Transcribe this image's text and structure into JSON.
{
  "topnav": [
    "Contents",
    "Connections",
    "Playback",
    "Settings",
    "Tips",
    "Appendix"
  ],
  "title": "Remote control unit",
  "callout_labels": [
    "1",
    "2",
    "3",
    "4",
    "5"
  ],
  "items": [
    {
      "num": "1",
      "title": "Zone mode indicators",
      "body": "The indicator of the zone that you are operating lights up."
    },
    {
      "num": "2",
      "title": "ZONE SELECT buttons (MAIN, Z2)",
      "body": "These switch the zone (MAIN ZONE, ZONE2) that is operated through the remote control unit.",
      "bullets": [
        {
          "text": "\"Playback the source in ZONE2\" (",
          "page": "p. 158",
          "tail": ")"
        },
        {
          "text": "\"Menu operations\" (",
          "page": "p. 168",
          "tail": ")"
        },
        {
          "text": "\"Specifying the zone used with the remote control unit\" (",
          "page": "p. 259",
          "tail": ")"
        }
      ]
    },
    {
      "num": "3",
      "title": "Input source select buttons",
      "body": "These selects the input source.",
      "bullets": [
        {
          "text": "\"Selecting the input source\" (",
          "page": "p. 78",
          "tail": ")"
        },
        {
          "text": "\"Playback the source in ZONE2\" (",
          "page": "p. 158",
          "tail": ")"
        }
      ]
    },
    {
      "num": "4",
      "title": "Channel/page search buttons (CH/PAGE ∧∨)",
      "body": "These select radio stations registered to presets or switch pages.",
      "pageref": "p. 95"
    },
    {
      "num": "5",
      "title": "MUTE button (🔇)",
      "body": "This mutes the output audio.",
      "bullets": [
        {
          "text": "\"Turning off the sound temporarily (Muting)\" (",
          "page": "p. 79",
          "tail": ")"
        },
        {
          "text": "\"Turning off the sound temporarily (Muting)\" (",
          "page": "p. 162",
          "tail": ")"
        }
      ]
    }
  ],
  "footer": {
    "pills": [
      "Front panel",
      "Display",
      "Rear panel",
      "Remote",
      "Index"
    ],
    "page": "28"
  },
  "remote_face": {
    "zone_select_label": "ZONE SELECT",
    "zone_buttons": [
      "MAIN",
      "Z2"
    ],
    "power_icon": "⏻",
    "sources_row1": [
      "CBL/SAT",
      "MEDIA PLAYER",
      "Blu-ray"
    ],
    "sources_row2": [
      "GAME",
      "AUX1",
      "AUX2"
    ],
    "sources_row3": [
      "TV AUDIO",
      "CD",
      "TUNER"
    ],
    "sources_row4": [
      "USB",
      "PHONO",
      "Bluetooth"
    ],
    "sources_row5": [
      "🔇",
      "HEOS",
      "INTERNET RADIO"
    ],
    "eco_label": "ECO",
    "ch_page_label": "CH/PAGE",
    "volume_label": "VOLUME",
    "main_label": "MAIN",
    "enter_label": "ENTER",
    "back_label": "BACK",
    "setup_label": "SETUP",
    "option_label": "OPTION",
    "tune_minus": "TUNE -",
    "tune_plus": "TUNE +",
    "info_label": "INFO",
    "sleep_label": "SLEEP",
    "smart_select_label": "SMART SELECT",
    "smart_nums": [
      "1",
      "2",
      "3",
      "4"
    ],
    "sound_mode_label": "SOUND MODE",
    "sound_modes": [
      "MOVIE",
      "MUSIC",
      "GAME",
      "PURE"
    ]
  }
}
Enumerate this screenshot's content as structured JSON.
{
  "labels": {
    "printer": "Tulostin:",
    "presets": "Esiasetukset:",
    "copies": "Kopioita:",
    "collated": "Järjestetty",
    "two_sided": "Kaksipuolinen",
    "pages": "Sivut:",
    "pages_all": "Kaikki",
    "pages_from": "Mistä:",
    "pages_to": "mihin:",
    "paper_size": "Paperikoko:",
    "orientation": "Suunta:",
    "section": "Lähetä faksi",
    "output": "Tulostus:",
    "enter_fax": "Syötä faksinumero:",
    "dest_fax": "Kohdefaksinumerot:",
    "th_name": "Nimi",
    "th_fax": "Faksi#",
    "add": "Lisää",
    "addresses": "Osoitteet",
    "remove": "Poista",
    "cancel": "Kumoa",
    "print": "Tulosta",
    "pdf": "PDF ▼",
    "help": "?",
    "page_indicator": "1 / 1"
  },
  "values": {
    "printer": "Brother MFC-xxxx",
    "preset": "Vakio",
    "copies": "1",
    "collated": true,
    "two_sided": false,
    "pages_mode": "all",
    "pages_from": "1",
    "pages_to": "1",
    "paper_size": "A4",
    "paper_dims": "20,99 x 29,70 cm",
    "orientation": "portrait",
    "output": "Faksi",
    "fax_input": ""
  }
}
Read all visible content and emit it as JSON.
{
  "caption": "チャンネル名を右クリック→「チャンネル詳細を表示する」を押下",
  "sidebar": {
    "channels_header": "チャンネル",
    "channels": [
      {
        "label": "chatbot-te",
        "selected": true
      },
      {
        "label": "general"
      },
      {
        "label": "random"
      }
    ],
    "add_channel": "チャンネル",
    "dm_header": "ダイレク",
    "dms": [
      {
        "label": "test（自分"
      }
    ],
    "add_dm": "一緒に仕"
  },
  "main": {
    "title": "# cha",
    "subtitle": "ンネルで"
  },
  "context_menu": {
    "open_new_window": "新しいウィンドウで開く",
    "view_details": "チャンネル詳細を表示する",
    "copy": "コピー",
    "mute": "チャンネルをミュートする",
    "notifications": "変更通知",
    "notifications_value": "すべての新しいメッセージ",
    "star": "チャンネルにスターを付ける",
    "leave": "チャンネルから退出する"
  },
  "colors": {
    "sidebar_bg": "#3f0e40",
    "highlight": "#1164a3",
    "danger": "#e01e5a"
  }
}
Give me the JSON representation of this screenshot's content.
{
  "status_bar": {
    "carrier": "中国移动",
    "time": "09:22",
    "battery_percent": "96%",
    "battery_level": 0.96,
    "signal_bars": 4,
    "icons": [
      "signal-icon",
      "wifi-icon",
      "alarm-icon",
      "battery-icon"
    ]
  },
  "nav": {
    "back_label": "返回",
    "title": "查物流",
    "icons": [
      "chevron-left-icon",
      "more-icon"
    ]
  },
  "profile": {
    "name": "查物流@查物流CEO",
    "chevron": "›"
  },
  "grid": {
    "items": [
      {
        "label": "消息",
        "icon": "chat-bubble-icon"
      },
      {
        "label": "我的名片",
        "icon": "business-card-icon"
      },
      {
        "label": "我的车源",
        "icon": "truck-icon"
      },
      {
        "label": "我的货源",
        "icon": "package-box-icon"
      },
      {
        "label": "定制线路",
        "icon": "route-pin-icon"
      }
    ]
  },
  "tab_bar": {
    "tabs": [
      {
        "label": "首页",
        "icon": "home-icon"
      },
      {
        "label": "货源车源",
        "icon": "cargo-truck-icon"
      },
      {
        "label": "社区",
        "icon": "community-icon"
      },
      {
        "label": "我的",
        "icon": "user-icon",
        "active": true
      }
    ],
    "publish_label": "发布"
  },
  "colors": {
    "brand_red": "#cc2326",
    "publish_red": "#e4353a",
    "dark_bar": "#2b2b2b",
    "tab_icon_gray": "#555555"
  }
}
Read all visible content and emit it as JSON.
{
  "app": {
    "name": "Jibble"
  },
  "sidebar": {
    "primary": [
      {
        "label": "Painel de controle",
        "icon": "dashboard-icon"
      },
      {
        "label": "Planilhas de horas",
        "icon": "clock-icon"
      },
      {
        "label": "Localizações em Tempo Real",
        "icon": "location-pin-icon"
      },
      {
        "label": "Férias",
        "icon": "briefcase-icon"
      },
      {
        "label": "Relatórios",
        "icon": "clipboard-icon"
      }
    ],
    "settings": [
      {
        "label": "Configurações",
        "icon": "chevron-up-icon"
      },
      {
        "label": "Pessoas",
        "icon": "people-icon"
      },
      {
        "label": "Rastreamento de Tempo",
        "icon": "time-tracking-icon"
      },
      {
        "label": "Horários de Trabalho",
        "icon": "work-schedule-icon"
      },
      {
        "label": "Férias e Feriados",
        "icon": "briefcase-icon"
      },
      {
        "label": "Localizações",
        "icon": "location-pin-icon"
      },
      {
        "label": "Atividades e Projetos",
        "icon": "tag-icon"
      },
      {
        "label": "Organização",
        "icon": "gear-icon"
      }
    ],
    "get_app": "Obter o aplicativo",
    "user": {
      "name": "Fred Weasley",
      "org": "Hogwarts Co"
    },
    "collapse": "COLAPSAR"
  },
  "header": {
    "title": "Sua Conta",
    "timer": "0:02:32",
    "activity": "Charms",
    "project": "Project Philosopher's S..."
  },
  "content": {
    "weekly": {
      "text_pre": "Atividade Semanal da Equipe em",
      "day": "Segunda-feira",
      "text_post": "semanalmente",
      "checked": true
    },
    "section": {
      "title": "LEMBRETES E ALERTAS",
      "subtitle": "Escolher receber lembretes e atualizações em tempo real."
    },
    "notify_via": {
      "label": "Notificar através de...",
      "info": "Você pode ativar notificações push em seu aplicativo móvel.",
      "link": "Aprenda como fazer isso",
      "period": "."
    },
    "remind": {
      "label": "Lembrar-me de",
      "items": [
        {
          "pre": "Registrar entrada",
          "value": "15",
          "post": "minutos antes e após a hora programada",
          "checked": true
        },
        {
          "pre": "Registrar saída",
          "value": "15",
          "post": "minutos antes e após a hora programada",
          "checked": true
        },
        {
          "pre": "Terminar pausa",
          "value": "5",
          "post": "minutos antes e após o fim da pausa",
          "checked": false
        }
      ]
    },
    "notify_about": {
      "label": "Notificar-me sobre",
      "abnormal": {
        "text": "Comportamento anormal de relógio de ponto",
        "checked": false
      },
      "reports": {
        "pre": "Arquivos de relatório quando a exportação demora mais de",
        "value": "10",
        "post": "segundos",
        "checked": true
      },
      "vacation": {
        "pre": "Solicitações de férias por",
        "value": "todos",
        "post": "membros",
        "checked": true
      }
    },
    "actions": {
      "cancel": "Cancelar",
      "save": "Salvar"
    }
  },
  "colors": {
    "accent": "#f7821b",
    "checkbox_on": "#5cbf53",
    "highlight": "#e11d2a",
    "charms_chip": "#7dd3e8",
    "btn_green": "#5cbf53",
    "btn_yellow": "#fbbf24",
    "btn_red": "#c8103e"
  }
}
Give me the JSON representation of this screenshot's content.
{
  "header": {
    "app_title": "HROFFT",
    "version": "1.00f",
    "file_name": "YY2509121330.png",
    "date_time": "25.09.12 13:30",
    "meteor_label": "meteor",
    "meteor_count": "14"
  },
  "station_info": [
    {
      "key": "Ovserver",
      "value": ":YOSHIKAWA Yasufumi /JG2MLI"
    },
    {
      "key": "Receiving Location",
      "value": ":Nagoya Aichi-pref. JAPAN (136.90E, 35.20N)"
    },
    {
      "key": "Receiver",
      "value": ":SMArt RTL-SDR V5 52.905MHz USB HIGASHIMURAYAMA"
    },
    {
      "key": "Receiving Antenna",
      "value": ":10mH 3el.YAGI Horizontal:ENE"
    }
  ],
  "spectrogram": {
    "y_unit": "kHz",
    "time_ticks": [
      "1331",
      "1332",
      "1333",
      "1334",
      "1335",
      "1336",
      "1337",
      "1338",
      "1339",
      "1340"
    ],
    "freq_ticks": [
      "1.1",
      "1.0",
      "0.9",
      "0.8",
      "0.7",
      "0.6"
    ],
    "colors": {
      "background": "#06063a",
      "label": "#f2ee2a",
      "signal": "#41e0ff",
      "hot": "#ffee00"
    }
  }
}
····················
• PROBLEM TO WORK ON
Return all the lines that contain the string "true".

• THE SOLUTION
    "collated": true,
        "selected": true
        "active": true
      "checked": true
          "checked": true
          "checked": true
        "checked": true
        "checked": true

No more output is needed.